- [DO THIS]: Locate and copy all lines bearing the word "caption".

- [DATASET CONTENT]:

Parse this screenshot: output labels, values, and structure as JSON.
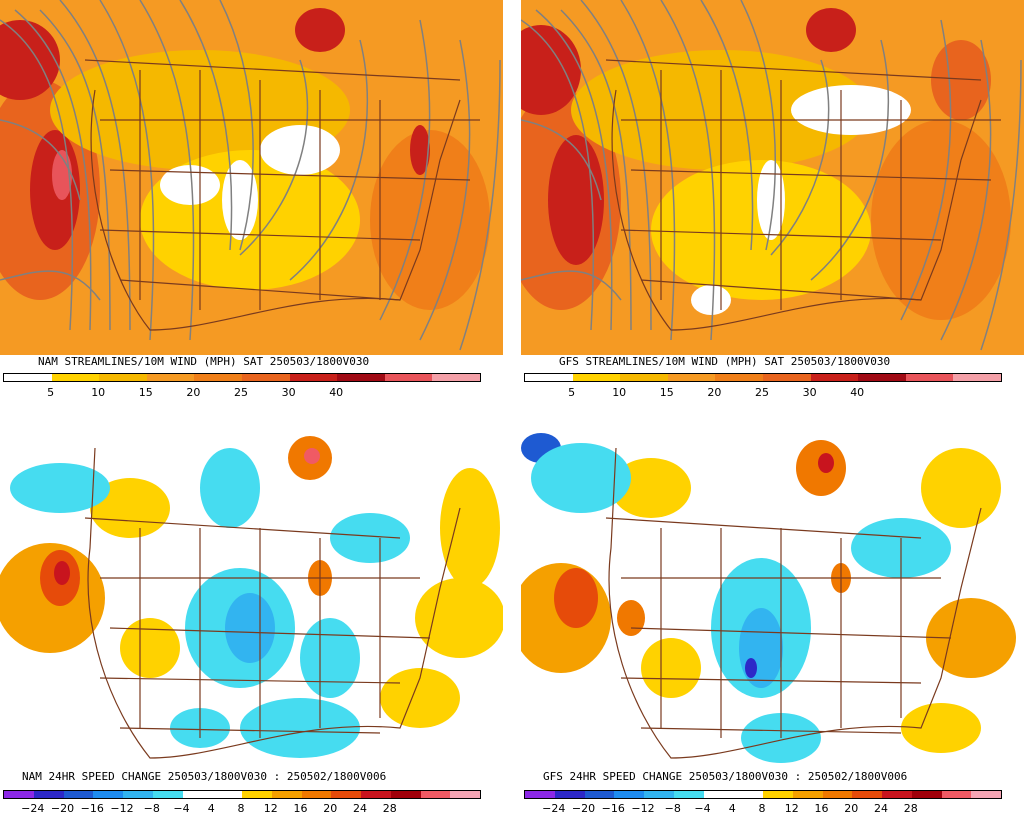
{
  "panels": [
    {
      "id": "nam_stream",
      "caption": "NAM STREAMLINES/10M WIND (MPH)  SAT 250503/1800V030",
      "palette": [
        "#ffffff",
        "#ffd200",
        "#f5b800",
        "#f59a23",
        "#f07f19",
        "#e8641e",
        "#c8201a",
        "#a00a14",
        "#e8545a",
        "#f4a0a8"
      ],
      "ticks": [
        "5",
        "10",
        "15",
        "20",
        "25",
        "30",
        "40"
      ],
      "kind": "wind"
    },
    {
      "id": "gfs_stream",
      "caption": "GFS STREAMLINES/10M WIND (MPH)  SAT 250503/1800V030",
      "palette": [
        "#ffffff",
        "#ffd200",
        "#f5b800",
        "#f59a23",
        "#f07f19",
        "#e8641e",
        "#c8201a",
        "#a00a14",
        "#e8545a",
        "#f4a0a8"
      ],
      "ticks": [
        "5",
        "10",
        "15",
        "20",
        "25",
        "30",
        "40"
      ],
      "kind": "wind"
    },
    {
      "id": "nam_change",
      "caption": "NAM 24HR SPEED CHANGE 250503/1800V030 : 250502/1800V006",
      "palette": [
        "#8c28e6",
        "#2d28c8",
        "#1e5ad2",
        "#1e8cf0",
        "#32b4f0",
        "#46dcf0",
        "#ffffff",
        "#ffffff",
        "#ffd200",
        "#f5a000",
        "#f07800",
        "#e64b0a",
        "#c8141e",
        "#a0000a",
        "#f05a64",
        "#f5a5b4"
      ],
      "ticks": [
        "−24",
        "−20",
        "−16",
        "−12",
        "−8",
        "−4",
        "4",
        "8",
        "12",
        "16",
        "20",
        "24",
        "28"
      ],
      "kind": "change"
    },
    {
      "id": "gfs_change",
      "caption": "GFS 24HR SPEED CHANGE 250503/1800V030 : 250502/1800V006",
      "palette": [
        "#8c28e6",
        "#2d28c8",
        "#1e5ad2",
        "#1e8cf0",
        "#32b4f0",
        "#46dcf0",
        "#ffffff",
        "#ffffff",
        "#ffd200",
        "#f5a000",
        "#f07800",
        "#e64b0a",
        "#c8141e",
        "#a0000a",
        "#f05a64",
        "#f5a5b4"
      ],
      "ticks": [
        "−24",
        "−20",
        "−16",
        "−12",
        "−8",
        "−4",
        "4",
        "8",
        "12",
        "16",
        "20",
        "24",
        "28"
      ],
      "kind": "change"
    }
  ]
}
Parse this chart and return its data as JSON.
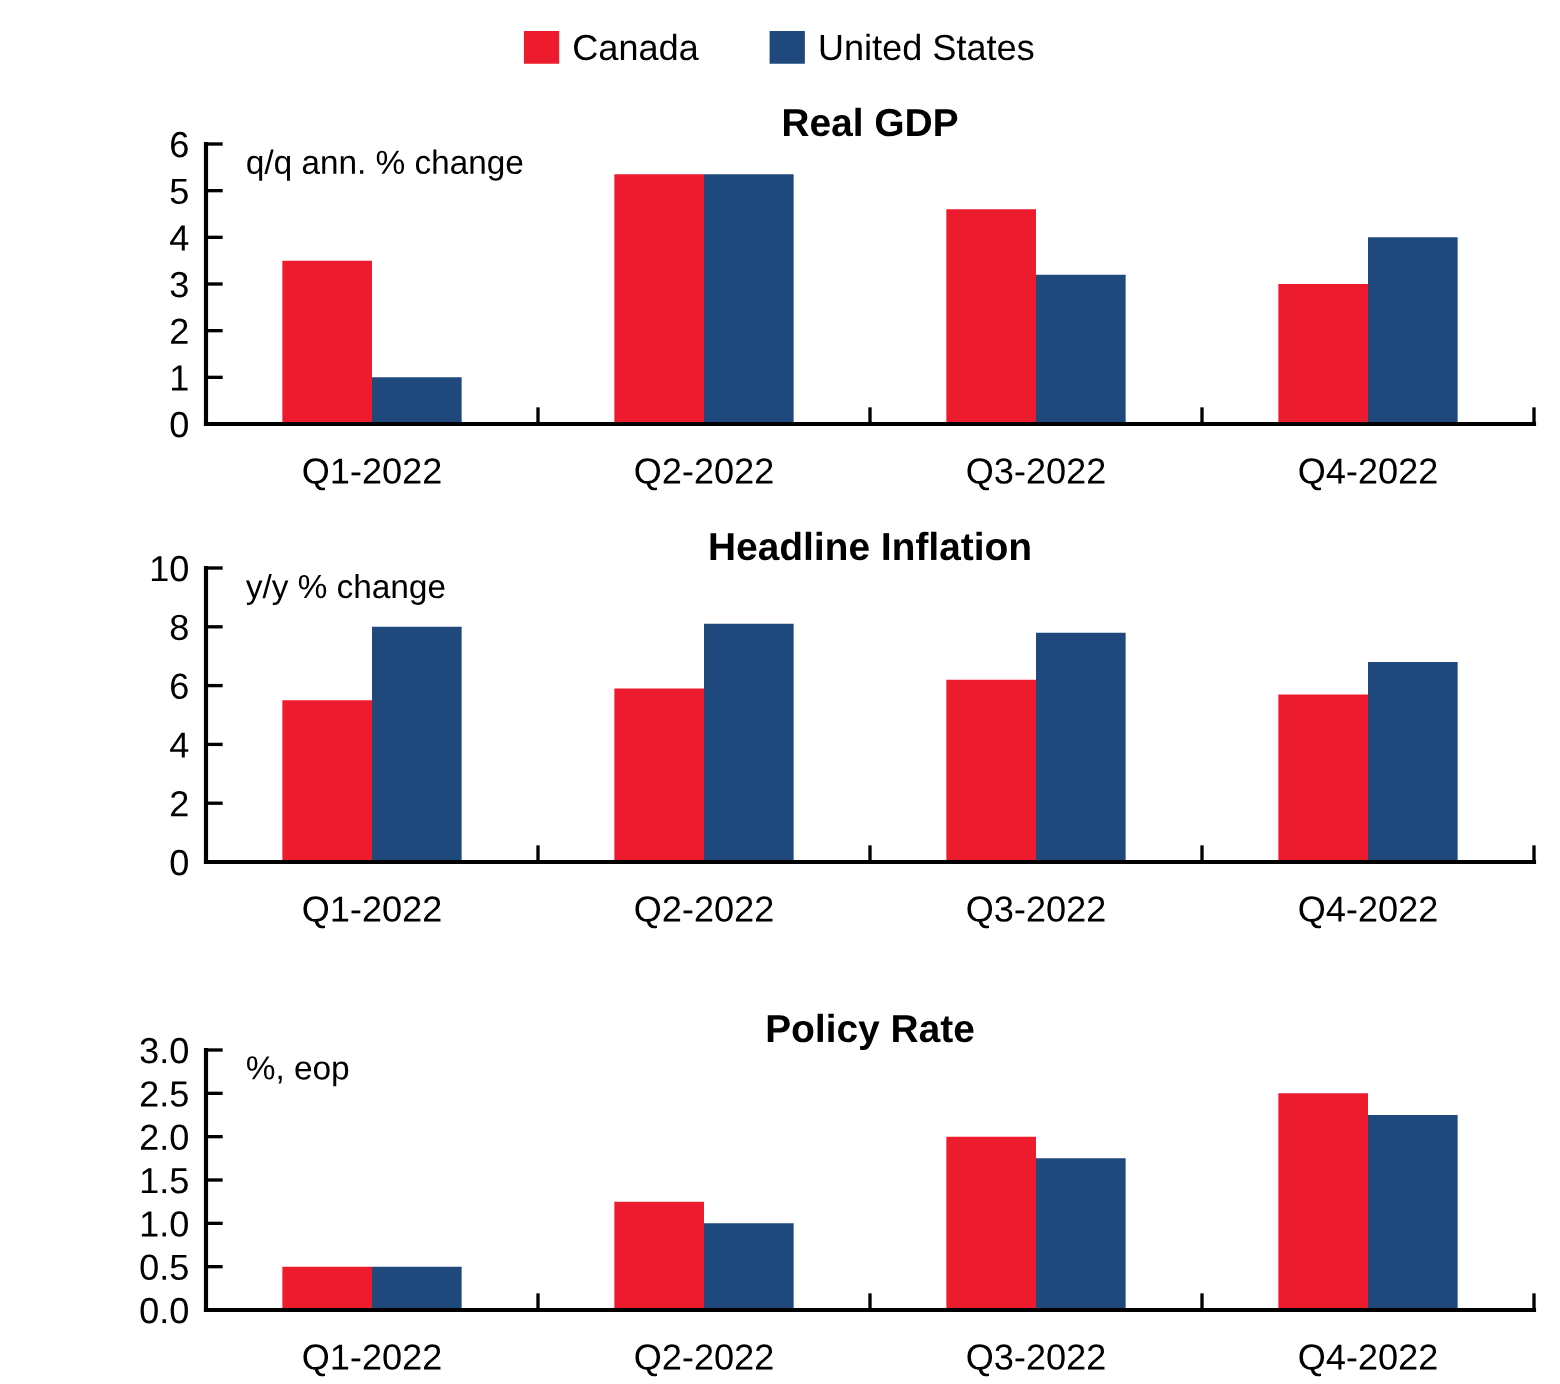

- [RESPONSE BELOW]:
      "caption": "NAM STREAMLINES/10M WIND (MPH)  SAT 250503/1800V030",
      "caption": "GFS STREAMLINES/10M WIND (MPH)  SAT 250503/1800V030",
      "caption": "NAM 24HR SPEED CHANGE 250503/1800V030 : 250502/1800V006",
      "caption": "GFS 24HR SPEED CHANGE 250503/1800V030 : 250502/1800V006",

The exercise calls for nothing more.